**What you need to do**
Look through the data for the string "全球可穿戴设备市场出货量增速". Copy every line where it is found.

Figure data in JSON:
────────
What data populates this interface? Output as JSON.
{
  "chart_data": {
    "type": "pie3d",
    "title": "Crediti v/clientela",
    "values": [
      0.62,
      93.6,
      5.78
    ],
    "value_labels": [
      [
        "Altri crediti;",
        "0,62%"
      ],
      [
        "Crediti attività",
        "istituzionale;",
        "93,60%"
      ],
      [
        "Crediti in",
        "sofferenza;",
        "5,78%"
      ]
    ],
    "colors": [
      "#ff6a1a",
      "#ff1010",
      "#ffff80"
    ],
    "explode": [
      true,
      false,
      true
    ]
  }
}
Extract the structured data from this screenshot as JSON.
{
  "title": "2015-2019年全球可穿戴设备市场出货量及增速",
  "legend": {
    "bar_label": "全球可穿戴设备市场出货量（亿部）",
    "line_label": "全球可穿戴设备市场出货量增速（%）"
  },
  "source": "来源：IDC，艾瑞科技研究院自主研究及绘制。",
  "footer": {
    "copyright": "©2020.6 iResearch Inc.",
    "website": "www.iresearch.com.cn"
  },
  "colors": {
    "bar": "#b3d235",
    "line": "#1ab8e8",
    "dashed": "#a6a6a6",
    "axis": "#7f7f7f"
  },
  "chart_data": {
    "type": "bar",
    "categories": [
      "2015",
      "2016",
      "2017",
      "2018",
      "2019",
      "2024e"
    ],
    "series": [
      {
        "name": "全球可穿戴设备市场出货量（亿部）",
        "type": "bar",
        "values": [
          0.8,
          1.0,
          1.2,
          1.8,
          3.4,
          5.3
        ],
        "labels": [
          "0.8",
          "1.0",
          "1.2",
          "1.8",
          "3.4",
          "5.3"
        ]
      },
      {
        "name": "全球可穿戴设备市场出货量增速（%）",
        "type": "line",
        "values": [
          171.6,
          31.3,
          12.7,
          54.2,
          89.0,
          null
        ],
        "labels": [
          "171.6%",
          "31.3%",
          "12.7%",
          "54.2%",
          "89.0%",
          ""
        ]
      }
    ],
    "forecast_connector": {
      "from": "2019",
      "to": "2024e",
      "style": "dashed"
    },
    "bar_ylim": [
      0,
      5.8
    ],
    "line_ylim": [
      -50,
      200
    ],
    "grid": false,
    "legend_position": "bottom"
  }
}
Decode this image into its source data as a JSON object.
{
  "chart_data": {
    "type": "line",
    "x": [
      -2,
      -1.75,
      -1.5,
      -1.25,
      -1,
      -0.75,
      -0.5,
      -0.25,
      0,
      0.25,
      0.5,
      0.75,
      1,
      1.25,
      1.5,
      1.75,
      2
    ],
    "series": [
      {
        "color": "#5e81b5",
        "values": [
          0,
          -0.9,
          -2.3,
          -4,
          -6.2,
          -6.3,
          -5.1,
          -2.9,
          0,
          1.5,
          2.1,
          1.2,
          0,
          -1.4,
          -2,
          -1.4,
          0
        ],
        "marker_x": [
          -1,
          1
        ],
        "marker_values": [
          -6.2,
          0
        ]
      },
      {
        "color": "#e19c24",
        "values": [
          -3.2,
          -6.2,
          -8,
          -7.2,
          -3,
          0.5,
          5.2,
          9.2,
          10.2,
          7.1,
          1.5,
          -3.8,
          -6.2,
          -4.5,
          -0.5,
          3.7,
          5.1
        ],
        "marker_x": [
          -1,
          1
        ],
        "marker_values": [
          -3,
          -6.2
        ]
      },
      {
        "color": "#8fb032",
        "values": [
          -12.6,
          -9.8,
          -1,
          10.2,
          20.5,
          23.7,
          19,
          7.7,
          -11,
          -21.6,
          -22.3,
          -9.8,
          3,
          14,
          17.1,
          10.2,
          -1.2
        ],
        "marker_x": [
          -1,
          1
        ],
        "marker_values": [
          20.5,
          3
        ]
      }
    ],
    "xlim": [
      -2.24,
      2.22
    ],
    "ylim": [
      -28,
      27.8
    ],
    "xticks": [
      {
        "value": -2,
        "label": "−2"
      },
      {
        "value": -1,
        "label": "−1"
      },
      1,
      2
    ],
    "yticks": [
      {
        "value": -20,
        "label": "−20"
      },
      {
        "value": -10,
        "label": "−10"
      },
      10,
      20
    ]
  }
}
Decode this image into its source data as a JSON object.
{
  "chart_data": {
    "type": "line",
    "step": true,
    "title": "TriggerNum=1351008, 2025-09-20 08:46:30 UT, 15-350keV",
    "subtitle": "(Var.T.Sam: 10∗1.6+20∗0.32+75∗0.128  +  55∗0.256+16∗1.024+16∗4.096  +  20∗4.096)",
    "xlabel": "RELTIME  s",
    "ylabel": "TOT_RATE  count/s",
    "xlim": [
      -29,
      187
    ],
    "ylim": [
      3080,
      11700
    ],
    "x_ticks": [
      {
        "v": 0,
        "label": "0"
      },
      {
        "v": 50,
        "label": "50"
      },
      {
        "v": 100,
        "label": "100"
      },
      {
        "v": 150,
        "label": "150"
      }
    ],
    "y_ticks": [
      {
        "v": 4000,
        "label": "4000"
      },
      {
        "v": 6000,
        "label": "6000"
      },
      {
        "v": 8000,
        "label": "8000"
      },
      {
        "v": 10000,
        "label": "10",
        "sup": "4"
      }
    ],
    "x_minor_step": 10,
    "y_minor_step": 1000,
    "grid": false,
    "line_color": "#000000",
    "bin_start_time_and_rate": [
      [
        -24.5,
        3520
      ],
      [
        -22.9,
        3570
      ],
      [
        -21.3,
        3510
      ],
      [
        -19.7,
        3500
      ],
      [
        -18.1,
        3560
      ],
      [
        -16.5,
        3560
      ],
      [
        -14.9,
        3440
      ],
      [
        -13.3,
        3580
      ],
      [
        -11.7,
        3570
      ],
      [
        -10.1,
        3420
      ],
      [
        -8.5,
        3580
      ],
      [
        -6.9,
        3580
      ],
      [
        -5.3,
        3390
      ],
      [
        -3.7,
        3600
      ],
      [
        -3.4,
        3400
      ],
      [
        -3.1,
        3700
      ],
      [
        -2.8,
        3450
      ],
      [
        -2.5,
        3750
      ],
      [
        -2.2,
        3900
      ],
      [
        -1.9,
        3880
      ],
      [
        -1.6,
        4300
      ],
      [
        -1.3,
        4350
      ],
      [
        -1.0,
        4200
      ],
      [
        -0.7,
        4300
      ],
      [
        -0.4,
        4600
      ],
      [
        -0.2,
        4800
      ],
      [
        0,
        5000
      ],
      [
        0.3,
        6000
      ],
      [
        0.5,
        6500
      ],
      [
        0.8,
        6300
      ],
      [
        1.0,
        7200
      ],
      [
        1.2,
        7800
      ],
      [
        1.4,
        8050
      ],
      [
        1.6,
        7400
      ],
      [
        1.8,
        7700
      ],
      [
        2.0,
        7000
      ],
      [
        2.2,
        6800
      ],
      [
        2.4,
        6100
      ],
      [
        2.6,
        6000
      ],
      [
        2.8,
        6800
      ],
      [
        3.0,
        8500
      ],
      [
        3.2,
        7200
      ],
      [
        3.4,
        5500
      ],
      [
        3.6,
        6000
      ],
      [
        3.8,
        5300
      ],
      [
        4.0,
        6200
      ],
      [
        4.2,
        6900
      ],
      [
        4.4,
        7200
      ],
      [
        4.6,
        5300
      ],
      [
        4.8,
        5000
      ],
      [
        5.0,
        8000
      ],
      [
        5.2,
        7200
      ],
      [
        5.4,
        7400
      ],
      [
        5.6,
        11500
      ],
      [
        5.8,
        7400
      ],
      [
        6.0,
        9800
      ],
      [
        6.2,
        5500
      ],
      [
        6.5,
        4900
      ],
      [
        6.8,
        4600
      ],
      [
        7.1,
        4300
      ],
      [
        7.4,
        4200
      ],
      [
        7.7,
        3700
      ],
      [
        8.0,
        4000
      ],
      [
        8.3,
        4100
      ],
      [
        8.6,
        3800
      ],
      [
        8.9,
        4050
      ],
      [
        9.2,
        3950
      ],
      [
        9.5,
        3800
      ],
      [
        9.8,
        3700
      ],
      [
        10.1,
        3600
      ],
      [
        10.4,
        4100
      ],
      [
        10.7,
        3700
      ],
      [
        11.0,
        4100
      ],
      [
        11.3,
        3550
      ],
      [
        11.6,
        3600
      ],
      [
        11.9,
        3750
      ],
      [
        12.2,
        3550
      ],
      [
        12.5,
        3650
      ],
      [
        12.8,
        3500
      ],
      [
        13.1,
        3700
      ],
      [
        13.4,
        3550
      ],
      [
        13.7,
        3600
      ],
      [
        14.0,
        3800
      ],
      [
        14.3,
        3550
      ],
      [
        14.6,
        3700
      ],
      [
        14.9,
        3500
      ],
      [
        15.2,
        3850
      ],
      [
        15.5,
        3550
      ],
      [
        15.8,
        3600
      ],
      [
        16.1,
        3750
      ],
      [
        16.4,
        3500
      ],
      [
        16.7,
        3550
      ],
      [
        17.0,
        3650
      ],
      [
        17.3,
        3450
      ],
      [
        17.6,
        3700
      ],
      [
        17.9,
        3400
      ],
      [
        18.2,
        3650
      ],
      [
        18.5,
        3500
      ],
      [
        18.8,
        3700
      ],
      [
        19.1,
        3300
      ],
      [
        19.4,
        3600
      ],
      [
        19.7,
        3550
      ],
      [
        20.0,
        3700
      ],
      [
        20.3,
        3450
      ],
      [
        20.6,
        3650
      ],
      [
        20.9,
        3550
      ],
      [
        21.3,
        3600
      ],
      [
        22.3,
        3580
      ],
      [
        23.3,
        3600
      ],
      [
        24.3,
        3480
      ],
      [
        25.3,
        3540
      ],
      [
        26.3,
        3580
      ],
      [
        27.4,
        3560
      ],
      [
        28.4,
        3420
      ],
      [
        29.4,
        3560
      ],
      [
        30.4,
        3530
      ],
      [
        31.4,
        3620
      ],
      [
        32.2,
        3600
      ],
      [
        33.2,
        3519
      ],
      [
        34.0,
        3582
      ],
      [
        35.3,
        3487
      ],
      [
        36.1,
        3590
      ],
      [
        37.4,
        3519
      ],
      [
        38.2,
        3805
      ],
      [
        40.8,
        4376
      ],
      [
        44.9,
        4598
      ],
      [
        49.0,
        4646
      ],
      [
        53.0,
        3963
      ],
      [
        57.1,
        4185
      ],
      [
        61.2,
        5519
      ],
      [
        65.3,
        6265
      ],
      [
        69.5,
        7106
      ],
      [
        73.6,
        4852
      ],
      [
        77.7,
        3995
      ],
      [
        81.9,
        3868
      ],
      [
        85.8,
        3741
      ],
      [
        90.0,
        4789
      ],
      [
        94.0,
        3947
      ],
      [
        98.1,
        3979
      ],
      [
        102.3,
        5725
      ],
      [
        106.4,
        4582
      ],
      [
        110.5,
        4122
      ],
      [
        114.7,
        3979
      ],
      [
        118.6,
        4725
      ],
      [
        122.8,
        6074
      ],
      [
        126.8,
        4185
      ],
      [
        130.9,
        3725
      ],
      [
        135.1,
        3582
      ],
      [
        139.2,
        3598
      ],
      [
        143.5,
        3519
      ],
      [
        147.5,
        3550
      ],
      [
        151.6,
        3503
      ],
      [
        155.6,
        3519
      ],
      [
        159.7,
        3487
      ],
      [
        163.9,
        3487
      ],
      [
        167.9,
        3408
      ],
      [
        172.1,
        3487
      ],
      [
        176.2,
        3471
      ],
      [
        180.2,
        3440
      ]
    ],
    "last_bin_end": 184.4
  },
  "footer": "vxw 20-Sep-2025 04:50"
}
────────
**Written solution**
    "line_label": "全球可穿戴设备市场出货量增速（%）"
        "name": "全球可穿戴设备市场出货量增速（%）",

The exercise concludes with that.